### THE REQUEST
Select lines where the word "stable" appears.

%%

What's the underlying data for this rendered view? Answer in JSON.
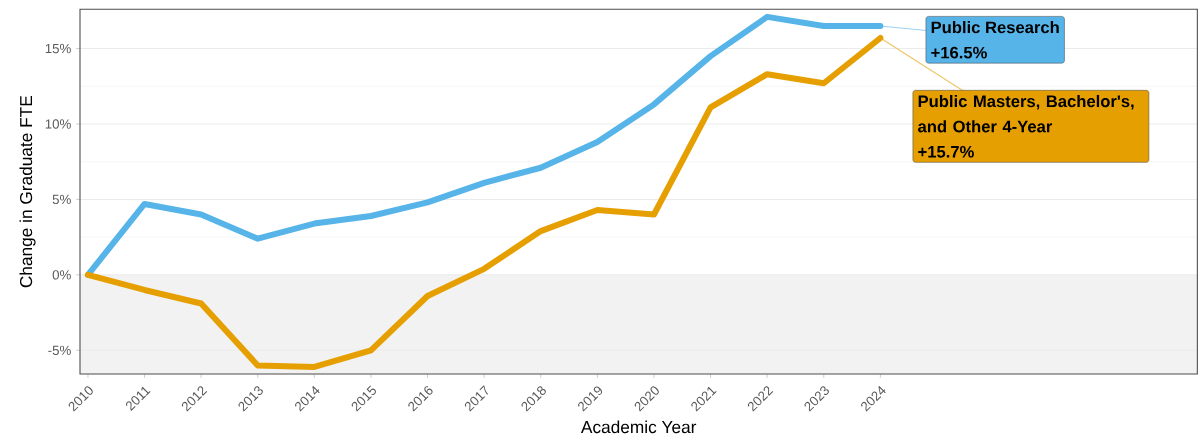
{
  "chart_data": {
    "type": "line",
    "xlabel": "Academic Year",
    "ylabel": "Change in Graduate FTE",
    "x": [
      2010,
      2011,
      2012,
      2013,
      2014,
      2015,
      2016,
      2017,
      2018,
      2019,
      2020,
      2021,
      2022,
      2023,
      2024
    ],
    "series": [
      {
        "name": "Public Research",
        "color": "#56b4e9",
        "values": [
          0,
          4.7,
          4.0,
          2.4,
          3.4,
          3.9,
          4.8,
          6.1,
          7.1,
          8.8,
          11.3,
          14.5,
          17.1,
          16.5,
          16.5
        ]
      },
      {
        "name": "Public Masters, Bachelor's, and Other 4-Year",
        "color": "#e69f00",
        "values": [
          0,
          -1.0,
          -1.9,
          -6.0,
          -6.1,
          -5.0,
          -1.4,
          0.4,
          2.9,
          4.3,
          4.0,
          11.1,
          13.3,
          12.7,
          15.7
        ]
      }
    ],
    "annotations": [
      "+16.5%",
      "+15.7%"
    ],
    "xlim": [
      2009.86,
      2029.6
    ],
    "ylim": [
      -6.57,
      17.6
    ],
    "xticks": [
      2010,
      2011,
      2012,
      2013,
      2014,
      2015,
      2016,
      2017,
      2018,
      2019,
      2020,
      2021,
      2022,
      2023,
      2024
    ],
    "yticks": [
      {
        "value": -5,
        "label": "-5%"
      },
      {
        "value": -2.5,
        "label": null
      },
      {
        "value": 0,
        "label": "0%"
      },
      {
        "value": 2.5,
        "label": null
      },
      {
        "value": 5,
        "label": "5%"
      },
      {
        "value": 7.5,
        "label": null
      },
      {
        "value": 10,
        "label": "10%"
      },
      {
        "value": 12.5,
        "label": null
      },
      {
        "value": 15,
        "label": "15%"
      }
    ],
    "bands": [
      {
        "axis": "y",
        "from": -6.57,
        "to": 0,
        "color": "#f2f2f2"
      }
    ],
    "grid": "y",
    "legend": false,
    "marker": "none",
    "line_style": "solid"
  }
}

%%
%%

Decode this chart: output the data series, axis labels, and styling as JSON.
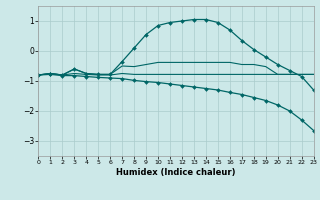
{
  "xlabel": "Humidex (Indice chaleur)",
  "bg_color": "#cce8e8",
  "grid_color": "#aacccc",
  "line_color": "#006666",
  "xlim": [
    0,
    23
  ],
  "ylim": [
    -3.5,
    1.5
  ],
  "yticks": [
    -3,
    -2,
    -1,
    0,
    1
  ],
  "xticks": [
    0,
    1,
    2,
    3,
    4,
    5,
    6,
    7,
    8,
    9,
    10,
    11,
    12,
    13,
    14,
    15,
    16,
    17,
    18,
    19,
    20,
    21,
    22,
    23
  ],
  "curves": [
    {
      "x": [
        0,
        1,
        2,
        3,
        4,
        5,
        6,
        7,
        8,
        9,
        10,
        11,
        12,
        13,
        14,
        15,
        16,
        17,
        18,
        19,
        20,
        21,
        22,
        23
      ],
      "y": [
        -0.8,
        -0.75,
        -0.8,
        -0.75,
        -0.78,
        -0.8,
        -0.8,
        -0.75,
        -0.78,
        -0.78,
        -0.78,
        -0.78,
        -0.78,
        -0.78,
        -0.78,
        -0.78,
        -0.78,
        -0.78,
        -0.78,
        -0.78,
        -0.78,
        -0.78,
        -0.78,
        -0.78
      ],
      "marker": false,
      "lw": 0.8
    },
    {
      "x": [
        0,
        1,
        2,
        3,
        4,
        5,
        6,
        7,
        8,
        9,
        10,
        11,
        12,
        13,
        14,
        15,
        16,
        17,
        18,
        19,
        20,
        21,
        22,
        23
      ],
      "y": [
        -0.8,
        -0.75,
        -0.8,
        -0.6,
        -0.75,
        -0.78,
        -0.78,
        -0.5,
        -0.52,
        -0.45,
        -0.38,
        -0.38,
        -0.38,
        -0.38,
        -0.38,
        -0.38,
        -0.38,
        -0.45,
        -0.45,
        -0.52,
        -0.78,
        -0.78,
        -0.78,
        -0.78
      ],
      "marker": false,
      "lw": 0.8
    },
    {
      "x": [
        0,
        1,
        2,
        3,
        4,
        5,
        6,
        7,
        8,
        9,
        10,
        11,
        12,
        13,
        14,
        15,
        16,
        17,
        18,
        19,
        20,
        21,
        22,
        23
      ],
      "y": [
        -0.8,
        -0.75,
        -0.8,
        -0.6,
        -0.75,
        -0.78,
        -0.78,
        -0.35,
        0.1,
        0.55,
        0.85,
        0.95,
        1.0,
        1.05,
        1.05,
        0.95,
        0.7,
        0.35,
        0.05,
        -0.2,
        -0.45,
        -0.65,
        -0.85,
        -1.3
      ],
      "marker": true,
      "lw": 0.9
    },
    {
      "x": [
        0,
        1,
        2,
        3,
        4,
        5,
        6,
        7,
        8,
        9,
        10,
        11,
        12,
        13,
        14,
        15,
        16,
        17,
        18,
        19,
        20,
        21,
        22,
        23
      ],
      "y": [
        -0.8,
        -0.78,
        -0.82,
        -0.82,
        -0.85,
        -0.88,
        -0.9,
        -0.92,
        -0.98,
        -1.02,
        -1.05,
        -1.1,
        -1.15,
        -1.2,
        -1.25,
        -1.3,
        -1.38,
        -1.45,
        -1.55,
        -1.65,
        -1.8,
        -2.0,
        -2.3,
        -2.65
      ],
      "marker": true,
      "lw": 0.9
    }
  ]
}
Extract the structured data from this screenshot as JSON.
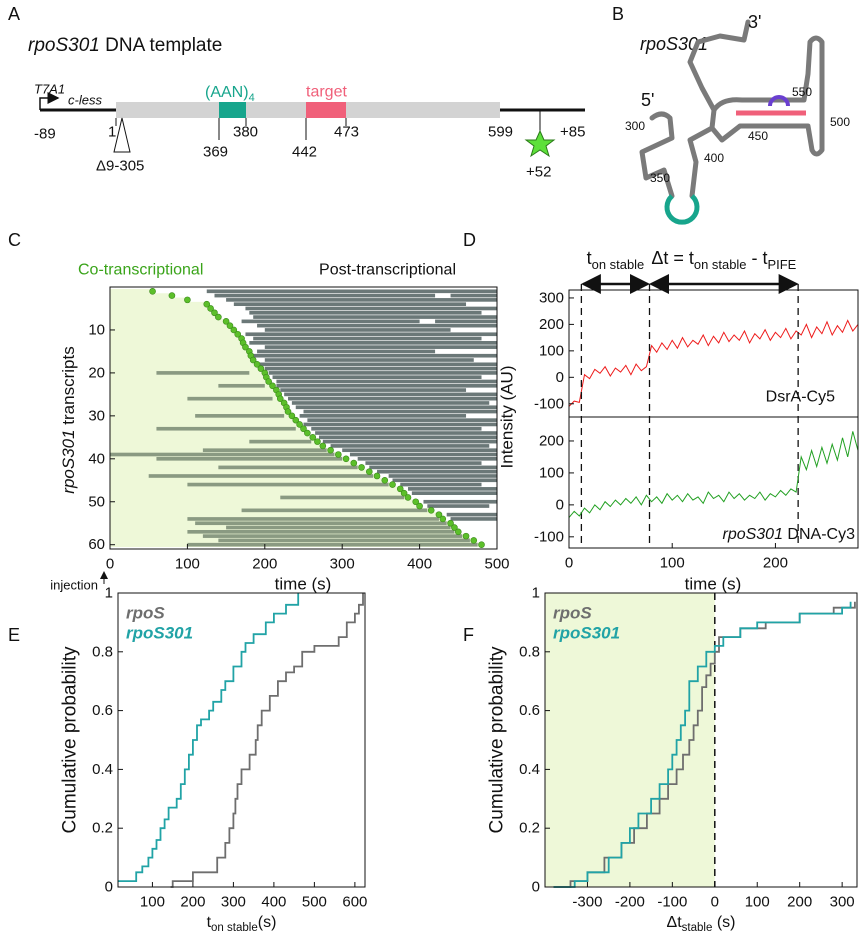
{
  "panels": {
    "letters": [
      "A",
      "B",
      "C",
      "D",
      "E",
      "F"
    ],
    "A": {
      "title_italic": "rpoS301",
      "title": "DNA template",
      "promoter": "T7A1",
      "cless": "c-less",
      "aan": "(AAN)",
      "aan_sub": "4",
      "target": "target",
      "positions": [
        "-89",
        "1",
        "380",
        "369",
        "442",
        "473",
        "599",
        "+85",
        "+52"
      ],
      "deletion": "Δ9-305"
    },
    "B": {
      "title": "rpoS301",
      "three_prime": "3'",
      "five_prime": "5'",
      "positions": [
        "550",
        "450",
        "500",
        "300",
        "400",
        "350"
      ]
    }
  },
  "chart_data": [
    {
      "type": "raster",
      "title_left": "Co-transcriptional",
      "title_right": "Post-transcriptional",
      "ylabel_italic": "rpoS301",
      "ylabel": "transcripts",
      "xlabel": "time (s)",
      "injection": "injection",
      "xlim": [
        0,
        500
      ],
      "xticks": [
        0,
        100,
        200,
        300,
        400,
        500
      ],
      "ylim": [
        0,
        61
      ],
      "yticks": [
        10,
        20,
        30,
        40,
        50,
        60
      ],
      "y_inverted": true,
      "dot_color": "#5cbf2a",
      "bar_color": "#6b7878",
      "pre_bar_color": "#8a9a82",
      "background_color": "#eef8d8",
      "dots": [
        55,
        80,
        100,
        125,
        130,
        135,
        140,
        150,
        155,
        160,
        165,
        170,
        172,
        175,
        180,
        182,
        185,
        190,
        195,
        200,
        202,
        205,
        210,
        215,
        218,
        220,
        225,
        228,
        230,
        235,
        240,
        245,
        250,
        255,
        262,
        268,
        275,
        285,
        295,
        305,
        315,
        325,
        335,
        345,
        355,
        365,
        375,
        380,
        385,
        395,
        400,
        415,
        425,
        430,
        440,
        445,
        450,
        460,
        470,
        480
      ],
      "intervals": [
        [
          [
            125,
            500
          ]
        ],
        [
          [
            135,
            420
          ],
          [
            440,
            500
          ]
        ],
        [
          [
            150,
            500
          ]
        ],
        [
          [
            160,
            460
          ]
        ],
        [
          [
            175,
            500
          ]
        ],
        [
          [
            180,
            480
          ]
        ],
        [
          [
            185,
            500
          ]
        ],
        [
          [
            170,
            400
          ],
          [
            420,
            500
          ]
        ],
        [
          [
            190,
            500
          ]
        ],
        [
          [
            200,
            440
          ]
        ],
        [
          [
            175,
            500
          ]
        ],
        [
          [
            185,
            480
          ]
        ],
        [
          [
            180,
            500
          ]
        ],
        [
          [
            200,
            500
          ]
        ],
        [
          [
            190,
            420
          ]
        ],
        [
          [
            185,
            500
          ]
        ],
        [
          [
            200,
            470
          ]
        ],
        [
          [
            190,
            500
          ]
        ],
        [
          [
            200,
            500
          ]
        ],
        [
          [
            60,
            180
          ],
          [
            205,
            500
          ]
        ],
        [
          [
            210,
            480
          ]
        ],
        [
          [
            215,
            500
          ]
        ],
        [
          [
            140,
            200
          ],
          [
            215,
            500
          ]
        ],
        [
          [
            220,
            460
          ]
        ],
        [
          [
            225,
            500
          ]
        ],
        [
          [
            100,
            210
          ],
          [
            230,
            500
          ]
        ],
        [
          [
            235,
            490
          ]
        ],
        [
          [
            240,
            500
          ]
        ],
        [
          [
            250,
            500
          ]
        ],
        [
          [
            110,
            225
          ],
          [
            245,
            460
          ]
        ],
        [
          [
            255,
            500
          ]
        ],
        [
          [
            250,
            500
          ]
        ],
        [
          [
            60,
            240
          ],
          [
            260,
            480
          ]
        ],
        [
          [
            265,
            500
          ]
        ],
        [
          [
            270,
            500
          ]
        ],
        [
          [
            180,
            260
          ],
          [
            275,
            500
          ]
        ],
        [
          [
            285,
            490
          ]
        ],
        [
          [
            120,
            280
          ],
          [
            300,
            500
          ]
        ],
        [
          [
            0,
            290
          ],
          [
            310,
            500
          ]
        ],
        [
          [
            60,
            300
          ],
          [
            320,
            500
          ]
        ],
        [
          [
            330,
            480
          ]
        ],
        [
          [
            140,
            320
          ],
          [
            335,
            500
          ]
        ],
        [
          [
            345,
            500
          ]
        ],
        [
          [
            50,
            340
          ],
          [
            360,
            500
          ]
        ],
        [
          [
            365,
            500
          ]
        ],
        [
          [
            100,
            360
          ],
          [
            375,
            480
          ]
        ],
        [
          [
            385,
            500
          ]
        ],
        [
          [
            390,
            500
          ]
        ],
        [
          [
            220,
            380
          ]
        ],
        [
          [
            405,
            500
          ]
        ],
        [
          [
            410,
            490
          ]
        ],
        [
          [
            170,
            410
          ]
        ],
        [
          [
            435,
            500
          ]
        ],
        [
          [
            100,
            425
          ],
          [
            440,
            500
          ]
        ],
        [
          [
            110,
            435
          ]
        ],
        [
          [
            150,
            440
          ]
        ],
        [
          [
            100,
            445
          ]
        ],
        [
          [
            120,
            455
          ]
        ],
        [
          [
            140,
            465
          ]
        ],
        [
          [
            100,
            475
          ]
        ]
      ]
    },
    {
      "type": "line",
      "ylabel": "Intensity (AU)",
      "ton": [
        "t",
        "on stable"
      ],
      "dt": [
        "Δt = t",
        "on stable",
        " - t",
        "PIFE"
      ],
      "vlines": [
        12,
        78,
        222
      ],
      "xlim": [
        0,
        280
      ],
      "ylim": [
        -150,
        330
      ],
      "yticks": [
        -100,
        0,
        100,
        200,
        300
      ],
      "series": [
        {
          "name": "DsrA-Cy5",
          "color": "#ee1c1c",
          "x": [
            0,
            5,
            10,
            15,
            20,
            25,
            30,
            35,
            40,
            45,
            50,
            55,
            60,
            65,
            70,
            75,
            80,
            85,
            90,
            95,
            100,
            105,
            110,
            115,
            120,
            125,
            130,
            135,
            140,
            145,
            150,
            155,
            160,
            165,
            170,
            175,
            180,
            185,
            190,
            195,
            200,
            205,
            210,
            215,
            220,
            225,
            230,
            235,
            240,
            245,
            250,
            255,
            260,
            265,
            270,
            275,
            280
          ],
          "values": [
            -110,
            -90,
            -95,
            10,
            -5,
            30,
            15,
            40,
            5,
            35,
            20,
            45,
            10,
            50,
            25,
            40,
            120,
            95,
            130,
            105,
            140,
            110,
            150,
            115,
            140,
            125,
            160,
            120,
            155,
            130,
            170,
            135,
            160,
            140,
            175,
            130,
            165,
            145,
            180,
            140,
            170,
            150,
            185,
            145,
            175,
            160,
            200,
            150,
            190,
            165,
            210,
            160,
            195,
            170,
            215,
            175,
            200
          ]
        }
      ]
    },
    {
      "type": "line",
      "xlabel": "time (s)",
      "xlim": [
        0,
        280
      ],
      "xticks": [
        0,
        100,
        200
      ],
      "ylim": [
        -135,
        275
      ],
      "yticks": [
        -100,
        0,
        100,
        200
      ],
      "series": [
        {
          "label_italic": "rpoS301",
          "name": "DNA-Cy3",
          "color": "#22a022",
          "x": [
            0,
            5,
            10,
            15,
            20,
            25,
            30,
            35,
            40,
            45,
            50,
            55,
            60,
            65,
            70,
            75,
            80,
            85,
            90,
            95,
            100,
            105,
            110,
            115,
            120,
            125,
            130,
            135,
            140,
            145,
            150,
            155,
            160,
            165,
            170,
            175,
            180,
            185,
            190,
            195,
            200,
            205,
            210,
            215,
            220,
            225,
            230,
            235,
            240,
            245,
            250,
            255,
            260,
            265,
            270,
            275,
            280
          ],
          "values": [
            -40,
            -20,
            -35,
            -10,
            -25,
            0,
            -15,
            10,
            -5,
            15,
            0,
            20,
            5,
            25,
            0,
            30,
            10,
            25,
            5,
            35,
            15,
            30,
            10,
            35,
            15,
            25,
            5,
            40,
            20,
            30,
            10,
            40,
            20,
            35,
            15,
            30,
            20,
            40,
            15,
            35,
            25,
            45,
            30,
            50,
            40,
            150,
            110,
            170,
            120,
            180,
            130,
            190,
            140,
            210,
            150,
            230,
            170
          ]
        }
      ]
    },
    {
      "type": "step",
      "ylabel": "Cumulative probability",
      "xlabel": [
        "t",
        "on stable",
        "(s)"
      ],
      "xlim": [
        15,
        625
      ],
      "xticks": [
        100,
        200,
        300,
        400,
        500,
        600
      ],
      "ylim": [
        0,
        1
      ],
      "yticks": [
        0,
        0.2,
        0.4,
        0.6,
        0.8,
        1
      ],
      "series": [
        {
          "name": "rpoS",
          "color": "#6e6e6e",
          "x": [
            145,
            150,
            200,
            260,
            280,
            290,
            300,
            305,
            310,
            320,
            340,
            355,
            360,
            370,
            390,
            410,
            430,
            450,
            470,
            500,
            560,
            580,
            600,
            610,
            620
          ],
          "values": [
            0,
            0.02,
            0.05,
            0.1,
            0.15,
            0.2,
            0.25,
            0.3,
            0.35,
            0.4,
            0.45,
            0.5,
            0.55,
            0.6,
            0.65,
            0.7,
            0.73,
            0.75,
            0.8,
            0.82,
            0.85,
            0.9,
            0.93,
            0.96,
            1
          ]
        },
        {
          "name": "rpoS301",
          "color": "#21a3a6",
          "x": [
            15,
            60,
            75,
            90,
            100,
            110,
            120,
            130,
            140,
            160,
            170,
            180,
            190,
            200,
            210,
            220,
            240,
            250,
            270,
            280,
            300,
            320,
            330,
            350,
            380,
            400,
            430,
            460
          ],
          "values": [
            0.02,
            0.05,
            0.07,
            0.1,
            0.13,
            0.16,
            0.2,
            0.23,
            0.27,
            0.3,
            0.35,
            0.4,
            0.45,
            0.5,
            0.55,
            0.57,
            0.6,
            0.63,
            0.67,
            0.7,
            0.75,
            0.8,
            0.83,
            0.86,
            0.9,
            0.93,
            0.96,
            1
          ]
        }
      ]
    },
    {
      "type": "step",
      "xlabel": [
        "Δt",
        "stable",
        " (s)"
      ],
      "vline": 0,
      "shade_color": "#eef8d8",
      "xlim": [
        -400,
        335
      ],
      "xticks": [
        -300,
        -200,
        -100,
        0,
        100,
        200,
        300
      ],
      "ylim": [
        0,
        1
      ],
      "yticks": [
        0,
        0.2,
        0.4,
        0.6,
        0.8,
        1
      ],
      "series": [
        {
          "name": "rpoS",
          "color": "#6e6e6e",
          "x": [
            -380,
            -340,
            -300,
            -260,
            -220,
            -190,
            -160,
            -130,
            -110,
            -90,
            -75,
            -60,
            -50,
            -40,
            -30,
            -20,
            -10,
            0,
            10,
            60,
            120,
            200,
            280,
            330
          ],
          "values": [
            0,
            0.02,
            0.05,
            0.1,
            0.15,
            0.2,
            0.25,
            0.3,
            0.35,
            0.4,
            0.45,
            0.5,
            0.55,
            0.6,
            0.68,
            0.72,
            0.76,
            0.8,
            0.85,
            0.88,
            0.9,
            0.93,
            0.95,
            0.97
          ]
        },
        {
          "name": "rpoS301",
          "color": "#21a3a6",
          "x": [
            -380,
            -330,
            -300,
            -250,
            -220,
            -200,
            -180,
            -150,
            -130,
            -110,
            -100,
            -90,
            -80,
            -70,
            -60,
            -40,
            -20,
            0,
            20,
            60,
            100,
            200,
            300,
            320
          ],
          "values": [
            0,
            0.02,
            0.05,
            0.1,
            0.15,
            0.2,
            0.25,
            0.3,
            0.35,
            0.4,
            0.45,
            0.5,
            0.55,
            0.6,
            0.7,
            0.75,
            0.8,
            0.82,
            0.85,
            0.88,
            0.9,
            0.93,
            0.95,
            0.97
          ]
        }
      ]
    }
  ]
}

%%

### RESULT FOR THIS EXERCISE
        "on stable"
        "on stable",
        "on stable",
        "stable",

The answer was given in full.